People v. Potra

191 Mich. App. 503 (1991) 479 N.W.2d 707

PEOPLE
v.
POTRA

Docket No. 121107.

Michigan Court of Appeals.

Decided October 8, 1991, at 10:00 A.M.

Frank J. Kelley, Attorney General, Gay Secor Hardy, Solicitor General, Richard Thompson, Prosecuting Attorney, Michael J. Modelski, Chief, Appellate Division, and Richard H. Browne, Assistant Prosecuting Attorney, for the people.

Richard M. Lustig, for the defendant.

Before: CAVANAGH, P.J., and HOLBROOK, JR., and W.P. CYNAR,[*] JJ.

PER CURIAM.

Defendant appeals as of right his convictions by jury of conspiracy to deliver and delivery of 650 grams or more of cocaine. MCL 333.7401(2)(a)(i); MSA 14.15(7401)(2)(a)(i) and MCL 750.157a(a); MSA 28.354(1)(a). He was sentenced to two mandatory terms of life imprisonment without parole. We affirm.

*505 In August 1988, John Poppa was arrested for selling two kilograms of cocaine to an undercover police officer. Poppa agreed to cooperate and give the police information about his drug dealing in return for reduced charges against Poppa's wife, who had also been arrested. According to Poppa, his source for the cocaine was defendant, whom he had known as a boy in Romania and whose family he had stayed with in Rome when he immigrated to the United States from Romania in 1979.

= = = = = = =

**Problems to work on:**
1. Copy the passage of the court opinion between "Decided October 8, 1991, at" and "for the people.", inclusive, word for word.
2. Repeat, word for word, the lines of the listing from its first line through the line holding "The mounting bracket 10 is at (790, 186).", inclusive, and nothing else.
The listing that follows is unrelated to the court opinion above.

= = = = = = =

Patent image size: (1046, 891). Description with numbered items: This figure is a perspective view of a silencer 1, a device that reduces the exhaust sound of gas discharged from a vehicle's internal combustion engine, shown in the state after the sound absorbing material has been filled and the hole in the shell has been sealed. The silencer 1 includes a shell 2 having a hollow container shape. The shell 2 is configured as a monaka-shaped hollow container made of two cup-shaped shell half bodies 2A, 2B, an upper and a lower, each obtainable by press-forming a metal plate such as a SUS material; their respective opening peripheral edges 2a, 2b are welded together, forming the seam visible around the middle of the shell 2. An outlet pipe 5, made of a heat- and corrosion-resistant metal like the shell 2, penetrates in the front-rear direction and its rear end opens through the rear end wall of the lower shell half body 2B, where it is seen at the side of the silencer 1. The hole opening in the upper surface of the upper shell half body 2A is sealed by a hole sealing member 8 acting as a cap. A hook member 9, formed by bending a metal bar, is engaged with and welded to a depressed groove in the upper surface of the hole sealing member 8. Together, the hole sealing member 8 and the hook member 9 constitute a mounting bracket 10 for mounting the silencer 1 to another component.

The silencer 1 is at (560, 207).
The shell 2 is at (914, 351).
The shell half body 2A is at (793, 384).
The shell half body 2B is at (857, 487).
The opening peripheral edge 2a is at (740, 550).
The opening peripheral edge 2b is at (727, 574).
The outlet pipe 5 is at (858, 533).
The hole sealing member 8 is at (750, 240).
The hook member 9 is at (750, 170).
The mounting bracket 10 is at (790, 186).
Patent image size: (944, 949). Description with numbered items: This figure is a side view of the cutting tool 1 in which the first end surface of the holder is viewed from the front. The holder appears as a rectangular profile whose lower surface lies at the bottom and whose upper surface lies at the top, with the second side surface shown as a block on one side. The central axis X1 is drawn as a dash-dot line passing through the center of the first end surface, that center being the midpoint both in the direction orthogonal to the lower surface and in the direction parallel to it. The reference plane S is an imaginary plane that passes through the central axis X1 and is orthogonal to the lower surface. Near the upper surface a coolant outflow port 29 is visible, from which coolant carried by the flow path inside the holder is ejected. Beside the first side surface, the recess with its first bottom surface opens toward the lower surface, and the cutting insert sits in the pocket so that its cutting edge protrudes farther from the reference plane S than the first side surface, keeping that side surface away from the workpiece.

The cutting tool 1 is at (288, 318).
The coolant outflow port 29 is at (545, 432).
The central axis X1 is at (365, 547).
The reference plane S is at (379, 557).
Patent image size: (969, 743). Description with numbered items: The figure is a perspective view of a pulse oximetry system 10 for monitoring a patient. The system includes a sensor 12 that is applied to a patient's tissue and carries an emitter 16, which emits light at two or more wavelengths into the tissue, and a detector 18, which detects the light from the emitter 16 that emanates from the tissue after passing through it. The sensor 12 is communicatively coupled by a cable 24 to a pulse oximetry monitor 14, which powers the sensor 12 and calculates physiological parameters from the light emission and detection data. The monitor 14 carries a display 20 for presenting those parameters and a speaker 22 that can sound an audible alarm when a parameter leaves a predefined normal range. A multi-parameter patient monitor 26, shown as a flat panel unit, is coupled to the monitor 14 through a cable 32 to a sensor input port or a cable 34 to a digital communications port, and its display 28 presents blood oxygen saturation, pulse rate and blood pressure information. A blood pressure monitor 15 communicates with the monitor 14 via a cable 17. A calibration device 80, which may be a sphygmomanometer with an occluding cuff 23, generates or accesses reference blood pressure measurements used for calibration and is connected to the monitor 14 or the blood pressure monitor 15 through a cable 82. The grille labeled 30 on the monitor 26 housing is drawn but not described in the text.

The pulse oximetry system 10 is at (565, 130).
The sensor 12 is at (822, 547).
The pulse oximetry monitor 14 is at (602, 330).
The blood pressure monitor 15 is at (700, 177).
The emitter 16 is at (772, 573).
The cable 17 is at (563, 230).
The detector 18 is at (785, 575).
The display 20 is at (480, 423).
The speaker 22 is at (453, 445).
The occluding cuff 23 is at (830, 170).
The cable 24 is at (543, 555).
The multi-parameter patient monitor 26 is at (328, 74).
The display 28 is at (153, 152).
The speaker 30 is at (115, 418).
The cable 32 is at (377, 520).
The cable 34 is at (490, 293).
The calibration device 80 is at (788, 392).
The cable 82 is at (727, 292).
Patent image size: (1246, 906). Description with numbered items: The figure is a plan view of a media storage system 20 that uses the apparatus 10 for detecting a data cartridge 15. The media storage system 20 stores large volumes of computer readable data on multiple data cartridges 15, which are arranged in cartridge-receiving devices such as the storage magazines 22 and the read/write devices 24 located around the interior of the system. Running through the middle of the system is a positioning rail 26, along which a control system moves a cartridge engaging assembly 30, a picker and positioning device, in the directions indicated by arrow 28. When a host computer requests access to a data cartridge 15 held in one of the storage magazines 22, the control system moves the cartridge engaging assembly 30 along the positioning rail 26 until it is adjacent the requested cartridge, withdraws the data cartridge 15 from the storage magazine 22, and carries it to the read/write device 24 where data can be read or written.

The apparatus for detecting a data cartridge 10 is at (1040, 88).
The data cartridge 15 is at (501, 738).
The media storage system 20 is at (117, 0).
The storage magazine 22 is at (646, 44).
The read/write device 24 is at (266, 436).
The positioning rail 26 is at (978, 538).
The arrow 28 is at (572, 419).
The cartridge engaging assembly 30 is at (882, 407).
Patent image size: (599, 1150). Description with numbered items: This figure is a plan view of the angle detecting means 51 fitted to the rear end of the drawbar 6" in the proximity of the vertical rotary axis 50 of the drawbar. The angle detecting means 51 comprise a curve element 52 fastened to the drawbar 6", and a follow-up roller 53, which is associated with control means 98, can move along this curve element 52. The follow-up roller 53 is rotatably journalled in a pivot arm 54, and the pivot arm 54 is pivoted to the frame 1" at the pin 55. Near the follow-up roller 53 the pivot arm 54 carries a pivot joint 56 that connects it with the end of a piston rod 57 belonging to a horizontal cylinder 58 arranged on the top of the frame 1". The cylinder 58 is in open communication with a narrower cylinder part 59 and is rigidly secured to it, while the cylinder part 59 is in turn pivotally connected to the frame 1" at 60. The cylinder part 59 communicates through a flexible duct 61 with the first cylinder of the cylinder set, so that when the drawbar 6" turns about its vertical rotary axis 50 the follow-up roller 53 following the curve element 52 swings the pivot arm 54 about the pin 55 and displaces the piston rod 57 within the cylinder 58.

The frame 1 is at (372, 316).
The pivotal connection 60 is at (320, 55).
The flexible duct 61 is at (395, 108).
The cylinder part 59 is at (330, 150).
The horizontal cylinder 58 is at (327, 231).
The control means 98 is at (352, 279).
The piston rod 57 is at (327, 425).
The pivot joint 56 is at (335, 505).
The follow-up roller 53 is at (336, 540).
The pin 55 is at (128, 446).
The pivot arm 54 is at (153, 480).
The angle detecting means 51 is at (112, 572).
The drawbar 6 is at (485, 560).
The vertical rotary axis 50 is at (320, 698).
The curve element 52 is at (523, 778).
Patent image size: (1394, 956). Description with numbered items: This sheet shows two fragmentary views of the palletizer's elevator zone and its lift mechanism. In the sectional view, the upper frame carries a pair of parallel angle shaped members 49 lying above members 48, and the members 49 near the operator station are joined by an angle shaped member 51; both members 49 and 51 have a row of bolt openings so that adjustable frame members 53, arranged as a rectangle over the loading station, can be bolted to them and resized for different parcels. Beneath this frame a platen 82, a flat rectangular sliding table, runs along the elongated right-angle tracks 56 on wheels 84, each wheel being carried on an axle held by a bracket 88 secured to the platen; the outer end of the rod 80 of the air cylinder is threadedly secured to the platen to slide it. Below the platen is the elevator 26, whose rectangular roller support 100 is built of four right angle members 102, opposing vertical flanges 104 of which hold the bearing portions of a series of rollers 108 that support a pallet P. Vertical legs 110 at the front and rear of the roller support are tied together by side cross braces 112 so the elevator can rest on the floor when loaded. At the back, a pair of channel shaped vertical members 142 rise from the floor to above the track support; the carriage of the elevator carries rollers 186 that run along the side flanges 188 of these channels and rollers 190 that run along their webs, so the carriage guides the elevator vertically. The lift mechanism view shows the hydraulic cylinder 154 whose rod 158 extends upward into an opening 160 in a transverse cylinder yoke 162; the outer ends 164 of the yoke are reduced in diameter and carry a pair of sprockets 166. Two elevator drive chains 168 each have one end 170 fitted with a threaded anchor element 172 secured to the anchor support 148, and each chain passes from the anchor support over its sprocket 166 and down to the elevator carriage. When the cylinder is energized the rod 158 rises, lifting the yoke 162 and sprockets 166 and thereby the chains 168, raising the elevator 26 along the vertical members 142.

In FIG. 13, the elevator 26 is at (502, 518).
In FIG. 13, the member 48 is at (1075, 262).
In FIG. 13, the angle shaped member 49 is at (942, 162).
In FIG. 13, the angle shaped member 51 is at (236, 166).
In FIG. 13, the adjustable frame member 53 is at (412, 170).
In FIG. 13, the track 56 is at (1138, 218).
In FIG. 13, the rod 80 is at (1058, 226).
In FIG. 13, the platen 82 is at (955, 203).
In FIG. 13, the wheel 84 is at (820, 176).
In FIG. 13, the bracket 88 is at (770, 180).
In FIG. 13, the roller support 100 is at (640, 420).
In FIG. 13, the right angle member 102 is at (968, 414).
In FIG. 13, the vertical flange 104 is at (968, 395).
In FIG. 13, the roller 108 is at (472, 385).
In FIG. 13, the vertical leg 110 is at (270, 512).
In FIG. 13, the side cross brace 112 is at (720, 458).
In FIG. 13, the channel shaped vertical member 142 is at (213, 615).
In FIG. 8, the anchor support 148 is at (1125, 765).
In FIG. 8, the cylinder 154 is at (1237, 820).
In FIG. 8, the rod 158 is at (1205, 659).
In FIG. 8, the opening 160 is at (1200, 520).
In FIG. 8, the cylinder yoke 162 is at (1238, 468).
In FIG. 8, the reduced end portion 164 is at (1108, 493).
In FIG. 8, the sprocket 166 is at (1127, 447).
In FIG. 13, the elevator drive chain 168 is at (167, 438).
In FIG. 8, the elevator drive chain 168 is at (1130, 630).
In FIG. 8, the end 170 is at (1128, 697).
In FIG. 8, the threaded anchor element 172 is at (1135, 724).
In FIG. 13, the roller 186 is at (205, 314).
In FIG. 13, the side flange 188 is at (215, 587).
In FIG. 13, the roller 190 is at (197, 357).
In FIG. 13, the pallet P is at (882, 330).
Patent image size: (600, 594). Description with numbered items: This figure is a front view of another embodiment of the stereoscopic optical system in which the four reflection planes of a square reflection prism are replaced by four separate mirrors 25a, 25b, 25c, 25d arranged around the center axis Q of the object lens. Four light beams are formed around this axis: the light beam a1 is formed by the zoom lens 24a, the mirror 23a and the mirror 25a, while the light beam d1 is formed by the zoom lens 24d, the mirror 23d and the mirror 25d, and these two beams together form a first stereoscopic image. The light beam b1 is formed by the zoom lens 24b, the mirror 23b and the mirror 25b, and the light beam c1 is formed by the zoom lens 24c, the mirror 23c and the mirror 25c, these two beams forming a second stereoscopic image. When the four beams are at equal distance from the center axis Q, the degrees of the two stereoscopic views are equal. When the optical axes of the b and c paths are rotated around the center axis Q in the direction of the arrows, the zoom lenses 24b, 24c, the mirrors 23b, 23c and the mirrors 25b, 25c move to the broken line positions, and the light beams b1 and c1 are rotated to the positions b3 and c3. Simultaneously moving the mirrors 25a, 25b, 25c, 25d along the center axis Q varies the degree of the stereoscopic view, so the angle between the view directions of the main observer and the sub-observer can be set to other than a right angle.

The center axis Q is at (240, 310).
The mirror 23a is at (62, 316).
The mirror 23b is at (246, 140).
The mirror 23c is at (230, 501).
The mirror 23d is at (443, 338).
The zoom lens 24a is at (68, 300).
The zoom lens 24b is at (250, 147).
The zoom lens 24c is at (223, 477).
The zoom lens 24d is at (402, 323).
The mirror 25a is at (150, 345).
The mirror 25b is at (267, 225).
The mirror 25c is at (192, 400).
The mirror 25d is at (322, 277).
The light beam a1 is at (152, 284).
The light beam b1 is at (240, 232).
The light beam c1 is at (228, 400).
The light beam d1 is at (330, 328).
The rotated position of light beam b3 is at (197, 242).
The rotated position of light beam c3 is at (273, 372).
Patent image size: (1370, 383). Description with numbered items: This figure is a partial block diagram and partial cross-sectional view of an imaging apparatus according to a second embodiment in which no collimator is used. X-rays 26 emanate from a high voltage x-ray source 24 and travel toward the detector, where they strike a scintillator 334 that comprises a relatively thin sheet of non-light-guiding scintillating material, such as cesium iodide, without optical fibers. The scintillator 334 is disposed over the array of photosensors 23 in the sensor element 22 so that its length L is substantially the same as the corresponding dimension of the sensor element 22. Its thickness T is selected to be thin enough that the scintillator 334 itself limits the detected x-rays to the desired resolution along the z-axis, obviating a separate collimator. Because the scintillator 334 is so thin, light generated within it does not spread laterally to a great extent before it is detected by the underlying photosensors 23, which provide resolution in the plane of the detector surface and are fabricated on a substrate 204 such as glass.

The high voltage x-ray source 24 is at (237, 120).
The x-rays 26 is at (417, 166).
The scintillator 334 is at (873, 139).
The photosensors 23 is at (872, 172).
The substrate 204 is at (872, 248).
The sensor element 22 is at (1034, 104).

= = = = = = =

**Full answers:**
1.
Decided October 8, 1991, at 10:00 A.M.

Frank J. Kelley, Attorney General, Gay Secor Hardy, Solicitor General, Richard Thompson, Prosecuting Attorney, Michael J. Modelski, Chief, Appellate Division, and Richard H. Browne, Assistant Prosecuting Attorney, for the people.

2.
Patent image size: (1046, 891). Description with numbered items: This figure is a perspective view of a silencer 1, a device that reduces the exhaust sound of gas discharged from a vehicle's internal combustion engine, shown in the state after the sound absorbing material has been filled and the hole in the shell has been sealed. The silencer 1 includes a shell 2 having a hollow container shape. The shell 2 is configured as a monaka-shaped hollow container made of two cup-shaped shell half bodies 2A, 2B, an upper and a lower, each obtainable by press-forming a metal plate such as a SUS material; their respective opening peripheral edges 2a, 2b are welded together, forming the seam visible around the middle of the shell 2. An outlet pipe 5, made of a heat- and corrosion-resistant metal like the shell 2, penetrates in the front-rear direction and its rear end opens through the rear end wall of the lower shell half body 2B, where it is seen at the side of the silencer 1. The hole opening in the upper surface of the upper shell half body 2A is sealed by a hole sealing member 8 acting as a cap. A hook member 9, formed by bending a metal bar, is engaged with and welded to a depressed groove in the upper surface of the hole sealing member 8. Together, the hole sealing member 8 and the hook member 9 constitute a mounting bracket 10 for mounting the silencer 1 to another component.

The silencer 1 is at (560, 207).
The shell 2 is at (914, 351).
The shell half body 2A is at (793, 384).
The shell half body 2B is at (857, 487).
The opening peripheral edge 2a is at (740, 550).
The opening peripheral edge 2b is at (727, 574).
The outlet pipe 5 is at (858, 533).
The hole sealing member 8 is at (750, 240).
The hook member 9 is at (750, 170).
The mounting bracket 10 is at (790, 186).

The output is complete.